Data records
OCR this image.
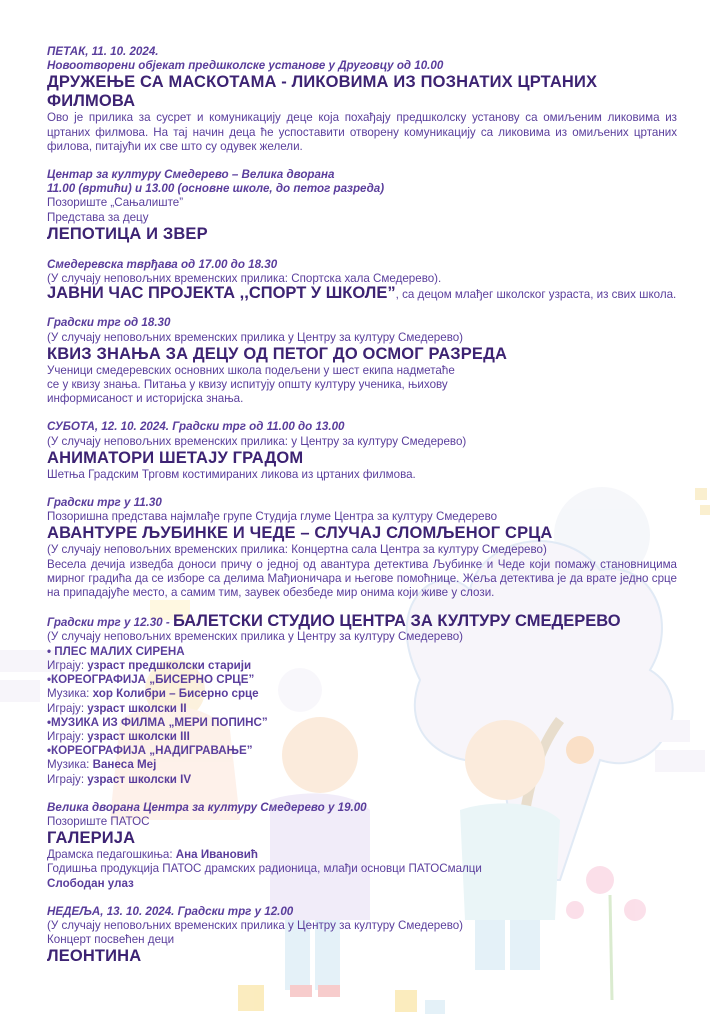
ПЕТАК, 11. 10. 2024.
Новоотворени објекат предшколске установе у Друговцу од 10.00
ДРУЖЕЊЕ СА МАСКОТАМА - ЛИКОВИМА ИЗ ПОЗНАТИХ ЦРТАНИХ ФИЛМОВА
Ово је прилика за сусрет и комуникацију деце која похађају предшколску установу са омиљеним ликовима из цртаних филмова. На тај начин деца ће успоставити отворену комуникацију са ликовима из омиљених цртаних филова, питајући их све што су одувек желели.
Центар за културу Смедерево – Велика дворана
11.00 (вртићи) и 13.00 (основне школе, до петог разреда)
Позориште „Сањалиште”
Представа за децу
ЛЕПОТИЦА И ЗВЕР
Смедеревска тврђава од 17.00 до 18.30
(У случају неповољних временских прилика: Спортска хала Смедерево).
ЈАВНИ ЧАС ПРОЈЕКТА ,,СПОРТ У ШКОЛЕ”, са децом млађег школског узраста, из свих школа.
Градски трг од 18.30
(У случају неповољних временских прилика у Центру за културу Смедерево)
КВИЗ ЗНАЊА ЗА ДЕЦУ ОД ПЕТОГ ДО ОСМОГ РАЗРЕДА
Ученици смедеревских основних школа подељени у шест екипа надметаће
се у квизу знања. Питања у квизу испитују општу културу ученика, њихову
информисаност и историјска знања.
СУБОТА, 12. 10. 2024. Градски трг од 11.00 до 13.00
(У случају неповољних временских прилика: у Центру за културу Смедерево)
АНИМАТОРИ ШЕТАЈУ ГРАДОМ
Шетња Градским Трговм костимираних ликова из цртаних филмова.
Градски трг у 11.30
Позоришна представа најмлађе групе Студија глуме Центра за културу Смедерево
АВАНТУРЕ ЉУБИНКЕ И ЧЕДЕ – СЛУЧАЈ СЛОМЉЕНОГ СРЦА
(У случају неповољних временских прилика: Концертна сала Центра за културу Смедерево)
Весела дечија изведба доноси причу о једној од авантура детектива Љубинке и Чеде који помажу становницима мирног градића да се изборе са делима Мађионичара и његове помоћнице. Жеља детектива је да врате једно срце на припадајуће место, а самим тим, заувек обезбеде мир онима који живе у слози.
Градски трг у 12.30 - БАЛЕТСКИ СТУДИО ЦЕНТРА ЗА КУЛТУРУ СМЕДЕРЕВО
(У случају неповољних временских прилика у Центру за културу Смедерево)
• ПЛЕС МАЛИХ СИРЕНА
Играју: узраст предшколски старији
•КОРЕОГРАФИЈА „БИСЕРНО СРЦЕ”
Музика: хор Колибри – Бисерно срце
Играју: узраст школски II
•МУЗИКА ИЗ ФИЛМА „МЕРИ ПОПИНС”
Играју: узраст школски III
•КОРЕОГРАФИЈА „НАДИГРАВАЊЕ”
Музика: Ванеса Меј
Играју: узраст школски IV
Велика дворана Центра за културу Смедерево у 19.00
Позориште ПАТОС
ГАЛЕРИЈА
Драмска педагошкиња: Ана Ивановић
Годишња продукција ПАТОС драмских радионица, млађи основци ПАТОСмалци
Слободан улаз
НЕДЕЉА, 13. 10. 2024. Градски трг у 12.00
(У случају неповољних временских прилика у Центру за културу Смедерево)
Концерт посвећен деци
ЛЕОНТИНА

PROMPT – Lines containing "Играју" are to be counted. State the total and add nothing.

ANSWER TO THE PROBLEM – 4